◆ SET EXERCISE ◆
Gather every line holding the string "this".

◆ EXERCISE DATA ◆

================

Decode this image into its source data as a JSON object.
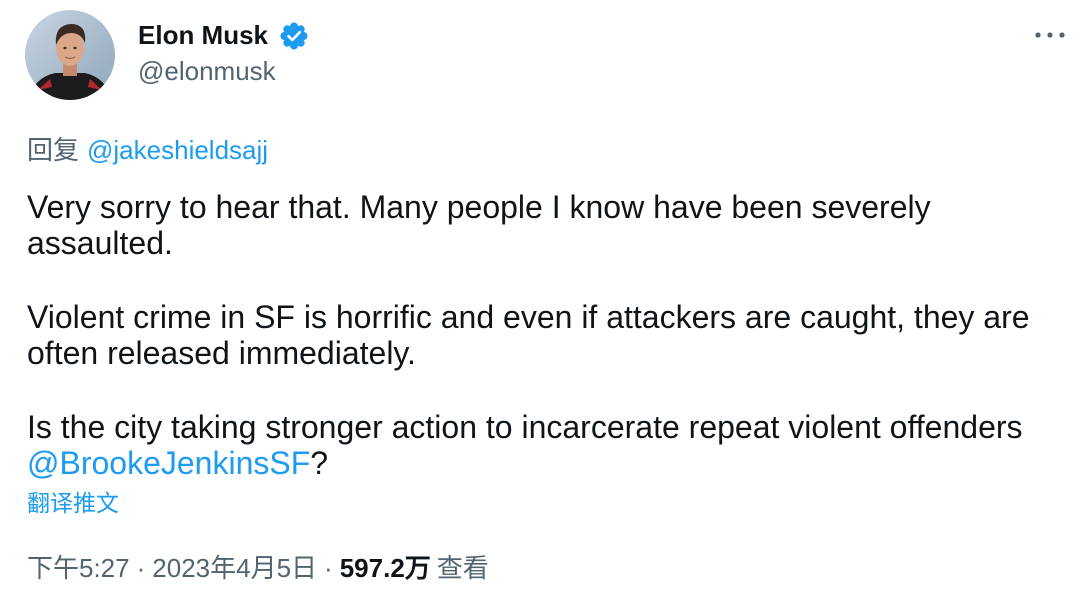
{
  "author": {
    "name": "Elon Musk",
    "handle": "@elonmusk",
    "verified": true,
    "avatar_icon": "avatar-photo",
    "badge_icon": "verified-badge-icon"
  },
  "more_icon": "more-horizontal-icon",
  "reply_context": {
    "label": "回复",
    "mention": "@jakeshieldsajj"
  },
  "body": {
    "paragraphs": [
      {
        "lines": [
          "Very sorry to hear that. Many people I know have been severely",
          "assaulted."
        ]
      },
      {
        "lines": [
          "Violent crime in SF is horrific and even if attackers are caught, they are",
          "often released immediately."
        ]
      },
      {
        "lines": [
          "Is the city taking stronger action to incarcerate repeat violent offenders"
        ],
        "mention": "@BrookeJenkinsSF",
        "tail": "?"
      }
    ]
  },
  "translate_label": "翻译推文",
  "meta": {
    "time": "下午5:27",
    "separator": "·",
    "date": "2023年4月5日",
    "views_count": "597.2万",
    "views_label": "查看"
  },
  "colors": {
    "text": "#0f1419",
    "secondary": "#536471",
    "accent": "#1d9bf0",
    "background": "#ffffff"
  }
}
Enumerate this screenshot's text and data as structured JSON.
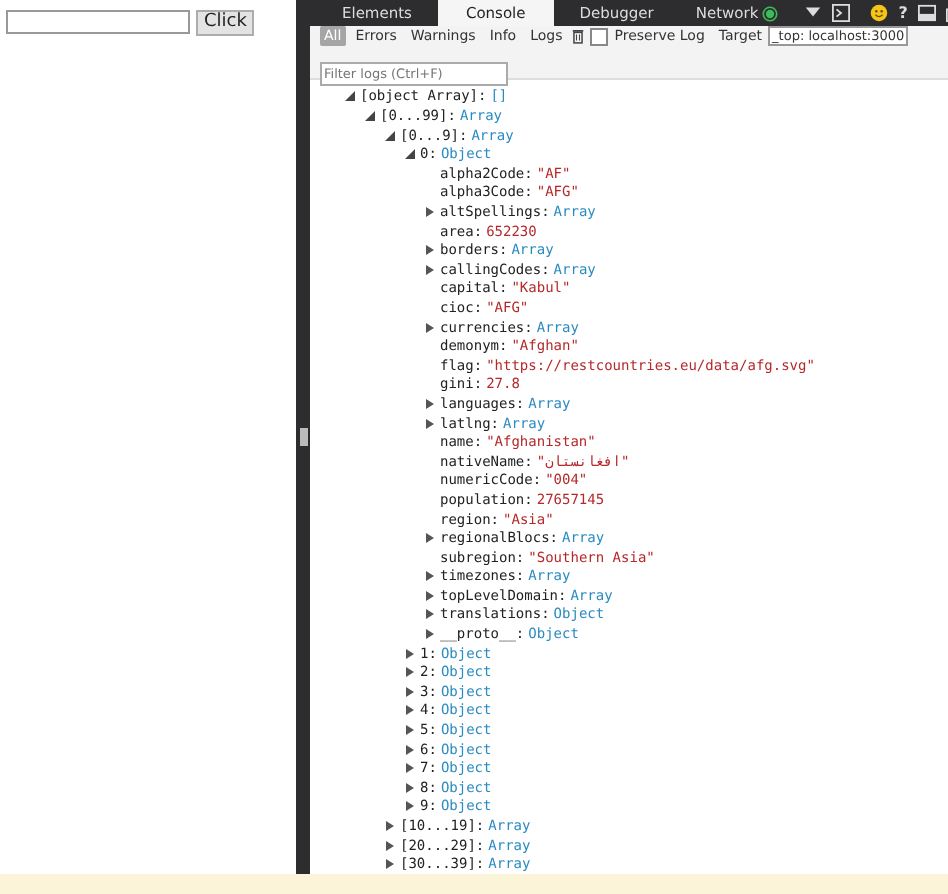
{
  "page": {
    "button": "Click"
  },
  "devtools": {
    "tabs": [
      {
        "label": "Elements",
        "selected": false
      },
      {
        "label": "Console",
        "selected": true
      },
      {
        "label": "Debugger",
        "selected": false
      },
      {
        "label": "Network",
        "selected": false,
        "recording": true
      }
    ],
    "help": "?",
    "filters": [
      {
        "label": "All",
        "selected": true
      },
      {
        "label": "Errors",
        "selected": false
      },
      {
        "label": "Warnings",
        "selected": false
      },
      {
        "label": "Info",
        "selected": false
      },
      {
        "label": "Logs",
        "selected": false
      }
    ],
    "preserve_log": {
      "label": "Preserve Log",
      "checked": false
    },
    "target": {
      "label": "Target",
      "value": "_top: localhost:3000"
    },
    "filter_field": {
      "placeholder": "Filter logs (Ctrl+F)"
    },
    "tree": [
      {
        "key": "[object Array]:",
        "value": "[]",
        "kind": "type",
        "expanded": true,
        "children": [
          {
            "key": "[0...99]:",
            "value": "Array",
            "kind": "type",
            "expanded": true,
            "children": [
              {
                "key": "[0...9]:",
                "value": "Array",
                "kind": "type",
                "expanded": true,
                "children": [
                  {
                    "key": "0:",
                    "value": "Object",
                    "kind": "type",
                    "expanded": true,
                    "children": [
                      {
                        "key": "alpha2Code:",
                        "value": "\"AF\"",
                        "kind": "literal"
                      },
                      {
                        "key": "alpha3Code:",
                        "value": "\"AFG\"",
                        "kind": "literal"
                      },
                      {
                        "key": "altSpellings:",
                        "value": "Array",
                        "kind": "type",
                        "expanded": false
                      },
                      {
                        "key": "area:",
                        "value": "652230",
                        "kind": "literal"
                      },
                      {
                        "key": "borders:",
                        "value": "Array",
                        "kind": "type",
                        "expanded": false
                      },
                      {
                        "key": "callingCodes:",
                        "value": "Array",
                        "kind": "type",
                        "expanded": false
                      },
                      {
                        "key": "capital:",
                        "value": "\"Kabul\"",
                        "kind": "literal"
                      },
                      {
                        "key": "cioc:",
                        "value": "\"AFG\"",
                        "kind": "literal"
                      },
                      {
                        "key": "currencies:",
                        "value": "Array",
                        "kind": "type",
                        "expanded": false
                      },
                      {
                        "key": "demonym:",
                        "value": "\"Afghan\"",
                        "kind": "literal"
                      },
                      {
                        "key": "flag:",
                        "value": "\"https://restcountries.eu/data/afg.svg\"",
                        "kind": "literal"
                      },
                      {
                        "key": "gini:",
                        "value": "27.8",
                        "kind": "literal"
                      },
                      {
                        "key": "languages:",
                        "value": "Array",
                        "kind": "type",
                        "expanded": false
                      },
                      {
                        "key": "latlng:",
                        "value": "Array",
                        "kind": "type",
                        "expanded": false
                      },
                      {
                        "key": "name:",
                        "value": "\"Afghanistan\"",
                        "kind": "literal"
                      },
                      {
                        "key": "nativeName:",
                        "value": "\"افغانستان\"",
                        "kind": "literal"
                      },
                      {
                        "key": "numericCode:",
                        "value": "\"004\"",
                        "kind": "literal"
                      },
                      {
                        "key": "population:",
                        "value": "27657145",
                        "kind": "literal"
                      },
                      {
                        "key": "region:",
                        "value": "\"Asia\"",
                        "kind": "literal"
                      },
                      {
                        "key": "regionalBlocs:",
                        "value": "Array",
                        "kind": "type",
                        "expanded": false
                      },
                      {
                        "key": "subregion:",
                        "value": "\"Southern Asia\"",
                        "kind": "literal"
                      },
                      {
                        "key": "timezones:",
                        "value": "Array",
                        "kind": "type",
                        "expanded": false
                      },
                      {
                        "key": "topLevelDomain:",
                        "value": "Array",
                        "kind": "type",
                        "expanded": false
                      },
                      {
                        "key": "translations:",
                        "value": "Object",
                        "kind": "type",
                        "expanded": false
                      },
                      {
                        "key": "__proto__:",
                        "value": "Object",
                        "kind": "type",
                        "expanded": false
                      }
                    ]
                  },
                  {
                    "key": "1:",
                    "value": "Object",
                    "kind": "type",
                    "expanded": false
                  },
                  {
                    "key": "2:",
                    "value": "Object",
                    "kind": "type",
                    "expanded": false
                  },
                  {
                    "key": "3:",
                    "value": "Object",
                    "kind": "type",
                    "expanded": false
                  },
                  {
                    "key": "4:",
                    "value": "Object",
                    "kind": "type",
                    "expanded": false
                  },
                  {
                    "key": "5:",
                    "value": "Object",
                    "kind": "type",
                    "expanded": false
                  },
                  {
                    "key": "6:",
                    "value": "Object",
                    "kind": "type",
                    "expanded": false
                  },
                  {
                    "key": "7:",
                    "value": "Object",
                    "kind": "type",
                    "expanded": false
                  },
                  {
                    "key": "8:",
                    "value": "Object",
                    "kind": "type",
                    "expanded": false
                  },
                  {
                    "key": "9:",
                    "value": "Object",
                    "kind": "type",
                    "expanded": false
                  }
                ]
              },
              {
                "key": "[10...19]:",
                "value": "Array",
                "kind": "type",
                "expanded": false
              },
              {
                "key": "[20...29]:",
                "value": "Array",
                "kind": "type",
                "expanded": false
              },
              {
                "key": "[30...39]:",
                "value": "Array",
                "kind": "type",
                "expanded": false
              }
            ]
          }
        ]
      }
    ]
  }
}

================

◆ SOLUTION TO THE PROBLEM ◆
Decode this image into its source data as a JSON object.
Enumerate this screenshot's text and data as structured JSON.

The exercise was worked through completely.